======== TASK DATA ========

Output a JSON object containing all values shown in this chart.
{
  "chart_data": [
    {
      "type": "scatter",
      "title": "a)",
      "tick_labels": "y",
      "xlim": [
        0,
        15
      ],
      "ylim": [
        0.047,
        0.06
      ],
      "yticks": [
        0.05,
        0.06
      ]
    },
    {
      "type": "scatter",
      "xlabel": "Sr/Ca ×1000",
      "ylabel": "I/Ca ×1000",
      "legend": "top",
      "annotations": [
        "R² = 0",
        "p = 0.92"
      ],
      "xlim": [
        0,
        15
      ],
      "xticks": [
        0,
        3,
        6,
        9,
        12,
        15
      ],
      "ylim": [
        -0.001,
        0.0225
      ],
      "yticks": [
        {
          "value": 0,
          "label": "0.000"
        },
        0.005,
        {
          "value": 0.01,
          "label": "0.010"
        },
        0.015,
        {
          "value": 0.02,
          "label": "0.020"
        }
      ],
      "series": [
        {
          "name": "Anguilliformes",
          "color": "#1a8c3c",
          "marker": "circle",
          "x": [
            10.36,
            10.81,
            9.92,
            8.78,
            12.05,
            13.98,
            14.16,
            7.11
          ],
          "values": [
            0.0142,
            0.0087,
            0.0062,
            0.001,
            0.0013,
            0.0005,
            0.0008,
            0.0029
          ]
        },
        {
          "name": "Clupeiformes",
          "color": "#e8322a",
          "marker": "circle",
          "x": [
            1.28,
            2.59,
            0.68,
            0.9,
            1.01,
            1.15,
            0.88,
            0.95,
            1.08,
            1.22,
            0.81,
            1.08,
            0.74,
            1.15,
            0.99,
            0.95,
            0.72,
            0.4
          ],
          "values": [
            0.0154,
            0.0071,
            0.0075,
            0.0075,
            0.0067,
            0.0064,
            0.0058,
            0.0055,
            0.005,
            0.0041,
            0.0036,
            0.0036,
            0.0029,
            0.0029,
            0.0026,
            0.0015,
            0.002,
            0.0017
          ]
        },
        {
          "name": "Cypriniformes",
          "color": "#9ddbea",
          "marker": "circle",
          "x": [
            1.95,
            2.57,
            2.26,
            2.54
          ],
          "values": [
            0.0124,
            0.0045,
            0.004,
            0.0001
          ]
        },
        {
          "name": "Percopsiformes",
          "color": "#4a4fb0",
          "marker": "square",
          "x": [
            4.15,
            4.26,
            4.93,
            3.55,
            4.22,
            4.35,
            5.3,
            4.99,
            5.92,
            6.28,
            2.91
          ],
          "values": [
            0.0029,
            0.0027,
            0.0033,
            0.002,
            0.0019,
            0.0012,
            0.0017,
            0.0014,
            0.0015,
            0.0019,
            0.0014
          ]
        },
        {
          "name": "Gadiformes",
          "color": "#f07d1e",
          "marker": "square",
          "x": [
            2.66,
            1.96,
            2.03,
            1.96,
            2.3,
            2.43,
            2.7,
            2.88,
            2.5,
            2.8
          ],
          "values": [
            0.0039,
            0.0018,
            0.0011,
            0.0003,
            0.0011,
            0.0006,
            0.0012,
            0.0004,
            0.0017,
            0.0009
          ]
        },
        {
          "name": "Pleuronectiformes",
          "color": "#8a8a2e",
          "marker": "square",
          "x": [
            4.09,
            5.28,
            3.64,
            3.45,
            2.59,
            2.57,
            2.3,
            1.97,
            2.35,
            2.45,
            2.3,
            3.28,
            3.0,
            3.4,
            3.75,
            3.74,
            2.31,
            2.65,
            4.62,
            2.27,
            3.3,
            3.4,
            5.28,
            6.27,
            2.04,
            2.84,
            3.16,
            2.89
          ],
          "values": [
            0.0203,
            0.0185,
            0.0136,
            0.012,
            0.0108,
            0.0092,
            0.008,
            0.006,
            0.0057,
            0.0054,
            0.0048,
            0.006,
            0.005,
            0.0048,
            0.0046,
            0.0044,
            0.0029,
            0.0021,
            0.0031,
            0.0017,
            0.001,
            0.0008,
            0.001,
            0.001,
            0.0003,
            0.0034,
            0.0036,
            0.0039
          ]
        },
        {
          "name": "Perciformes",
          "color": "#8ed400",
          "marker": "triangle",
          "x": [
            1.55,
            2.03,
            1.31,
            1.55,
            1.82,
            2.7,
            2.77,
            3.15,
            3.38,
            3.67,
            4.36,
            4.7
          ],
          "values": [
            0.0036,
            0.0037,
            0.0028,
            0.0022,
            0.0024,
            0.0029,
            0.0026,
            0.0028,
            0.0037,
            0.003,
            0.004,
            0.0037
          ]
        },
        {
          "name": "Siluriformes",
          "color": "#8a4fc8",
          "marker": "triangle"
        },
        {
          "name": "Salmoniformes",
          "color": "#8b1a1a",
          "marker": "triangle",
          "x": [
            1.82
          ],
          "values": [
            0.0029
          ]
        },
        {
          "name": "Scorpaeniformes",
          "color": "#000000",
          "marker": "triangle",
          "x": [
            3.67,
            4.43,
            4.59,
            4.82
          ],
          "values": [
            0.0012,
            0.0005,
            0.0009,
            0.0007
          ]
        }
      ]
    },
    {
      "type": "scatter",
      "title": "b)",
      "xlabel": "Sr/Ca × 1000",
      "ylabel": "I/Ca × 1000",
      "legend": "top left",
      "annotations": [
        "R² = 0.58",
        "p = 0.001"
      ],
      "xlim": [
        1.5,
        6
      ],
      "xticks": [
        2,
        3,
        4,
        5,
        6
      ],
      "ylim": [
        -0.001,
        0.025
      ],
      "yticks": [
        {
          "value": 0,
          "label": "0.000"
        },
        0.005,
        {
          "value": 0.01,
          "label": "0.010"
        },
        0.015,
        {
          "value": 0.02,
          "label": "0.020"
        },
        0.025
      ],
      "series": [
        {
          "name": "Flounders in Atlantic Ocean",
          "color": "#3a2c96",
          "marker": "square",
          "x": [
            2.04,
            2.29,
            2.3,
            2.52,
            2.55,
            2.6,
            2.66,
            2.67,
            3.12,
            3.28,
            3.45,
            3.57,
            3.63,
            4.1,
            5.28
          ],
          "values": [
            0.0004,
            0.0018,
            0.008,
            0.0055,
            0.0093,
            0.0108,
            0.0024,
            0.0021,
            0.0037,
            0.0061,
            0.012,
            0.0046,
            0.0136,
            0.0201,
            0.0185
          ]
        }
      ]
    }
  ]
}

========

PROBLEM DETAILS:
Make an exact copy of the material above.

RIGHT ANSWER:
Output a JSON object containing all values shown in this chart.
{
  "chart_data": [
    {
      "type": "scatter",
      "title": "a)",
      "tick_labels": "y",
      "xlim": [
        0,
        15
      ],
      "ylim": [
        0.047,
        0.06
      ],
      "yticks": [
        0.05,
        0.06
      ]
    },
    {
      "type": "scatter",
      "xlabel": "Sr/Ca ×1000",
      "ylabel": "I/Ca ×1000",
      "legend": "top",
      "annotations": [
        "R² = 0",
        "p = 0.92"
      ],
      "xlim": [
        0,
        15
      ],
      "xticks": [
        0,
        3,
        6,
        9,
        12,
        15
      ],
      "ylim": [
        -0.001,
        0.0225
      ],
      "yticks": [
        {
          "value": 0,
          "label": "0.000"
        },
        0.005,
        {
          "value": 0.01,
          "label": "0.010"
        },
        0.015,
        {
          "value": 0.02,
          "label": "0.020"
        }
      ],
      "series": [
        {
          "name": "Anguilliformes",
          "color": "#1a8c3c",
          "marker": "circle",
          "x": [
            10.36,
            10.81,
            9.92,
            8.78,
            12.05,
            13.98,
            14.16,
            7.11
          ],
          "values": [
            0.0142,
            0.0087,
            0.0062,
            0.001,
            0.0013,
            0.0005,
            0.0008,
            0.0029
          ]
        },
        {
          "name": "Clupeiformes",
          "color": "#e8322a",
          "marker": "circle",
          "x": [
            1.28,
            2.59,
            0.68,
            0.9,
            1.01,
            1.15,
            0.88,
            0.95,
            1.08,
            1.22,
            0.81,
            1.08,
            0.74,
            1.15,
            0.99,
            0.95,
            0.72,
            0.4
          ],
          "values": [
            0.0154,
            0.0071,
            0.0075,
            0.0075,
            0.0067,
            0.0064,
            0.0058,
            0.0055,
            0.005,
            0.0041,
            0.0036,
            0.0036,
            0.0029,
            0.0029,
            0.0026,
            0.0015,
            0.002,
            0.0017
          ]
        },
        {
          "name": "Cypriniformes",
          "color": "#9ddbea",
          "marker": "circle",
          "x": [
            1.95,
            2.57,
            2.26,
            2.54
          ],
          "values": [
            0.0124,
            0.0045,
            0.004,
            0.0001
          ]
        },
        {
          "name": "Percopsiformes",
          "color": "#4a4fb0",
          "marker": "square",
          "x": [
            4.15,
            4.26,
            4.93,
            3.55,
            4.22,
            4.35,
            5.3,
            4.99,
            5.92,
            6.28,
            2.91
          ],
          "values": [
            0.0029,
            0.0027,
            0.0033,
            0.002,
            0.0019,
            0.0012,
            0.0017,
            0.0014,
            0.0015,
            0.0019,
            0.0014
          ]
        },
        {
          "name": "Gadiformes",
          "color": "#f07d1e",
          "marker": "square",
          "x": [
            2.66,
            1.96,
            2.03,
            1.96,
            2.3,
            2.43,
            2.7,
            2.88,
            2.5,
            2.8
          ],
          "values": [
            0.0039,
            0.0018,
            0.0011,
            0.0003,
            0.0011,
            0.0006,
            0.0012,
            0.0004,
            0.0017,
            0.0009
          ]
        },
        {
          "name": "Pleuronectiformes",
          "color": "#8a8a2e",
          "marker": "square",
          "x": [
            4.09,
            5.28,
            3.64,
            3.45,
            2.59,
            2.57,
            2.3,
            1.97,
            2.35,
            2.45,
            2.3,
            3.28,
            3.0,
            3.4,
            3.75,
            3.74,
            2.31,
            2.65,
            4.62,
            2.27,
            3.3,
            3.4,
            5.28,
            6.27,
            2.04,
            2.84,
            3.16,
            2.89
          ],
          "values": [
            0.0203,
            0.0185,
            0.0136,
            0.012,
            0.0108,
            0.0092,
            0.008,
            0.006,
            0.0057,
            0.0054,
            0.0048,
            0.006,
            0.005,
            0.0048,
            0.0046,
            0.0044,
            0.0029,
            0.0021,
            0.0031,
            0.0017,
            0.001,
            0.0008,
            0.001,
            0.001,
            0.0003,
            0.0034,
            0.0036,
            0.0039
          ]
        },
        {
          "name": "Perciformes",
          "color": "#8ed400",
          "marker": "triangle",
          "x": [
            1.55,
            2.03,
            1.31,
            1.55,
            1.82,
            2.7,
            2.77,
            3.15,
            3.38,
            3.67,
            4.36,
            4.7
          ],
          "values": [
            0.0036,
            0.0037,
            0.0028,
            0.0022,
            0.0024,
            0.0029,
            0.0026,
            0.0028,
            0.0037,
            0.003,
            0.004,
            0.0037
          ]
        },
        {
          "name": "Siluriformes",
          "color": "#8a4fc8",
          "marker": "triangle"
        },
        {
          "name": "Salmoniformes",
          "color": "#8b1a1a",
          "marker": "triangle",
          "x": [
            1.82
          ],
          "values": [
            0.0029
          ]
        },
        {
          "name": "Scorpaeniformes",
          "color": "#000000",
          "marker": "triangle",
          "x": [
            3.67,
            4.43,
            4.59,
            4.82
          ],
          "values": [
            0.0012,
            0.0005,
            0.0009,
            0.0007
          ]
        }
      ]
    },
    {
      "type": "scatter",
      "title": "b)",
      "xlabel": "Sr/Ca × 1000",
      "ylabel": "I/Ca × 1000",
      "legend": "top left",
      "annotations": [
        "R² = 0.58",
        "p = 0.001"
      ],
      "xlim": [
        1.5,
        6
      ],
      "xticks": [
        2,
        3,
        4,
        5,
        6
      ],
      "ylim": [
        -0.001,
        0.025
      ],
      "yticks": [
        {
          "value": 0,
          "label": "0.000"
        },
        0.005,
        {
          "value": 0.01,
          "label": "0.010"
        },
        0.015,
        {
          "value": 0.02,
          "label": "0.020"
        },
        0.025
      ],
      "series": [
        {
          "name": "Flounders in Atlantic Ocean",
          "color": "#3a2c96",
          "marker": "square",
          "x": [
            2.04,
            2.29,
            2.3,
            2.52,
            2.55,
            2.6,
            2.66,
            2.67,
            3.12,
            3.28,
            3.45,
            3.57,
            3.63,
            4.1,
            5.28
          ],
          "values": [
            0.0004,
            0.0018,
            0.008,
            0.0055,
            0.0093,
            0.0108,
            0.0024,
            0.0021,
            0.0037,
            0.0061,
            0.012,
            0.0046,
            0.0136,
            0.0201,
            0.0185
          ]
        }
      ]
    }
  ]
}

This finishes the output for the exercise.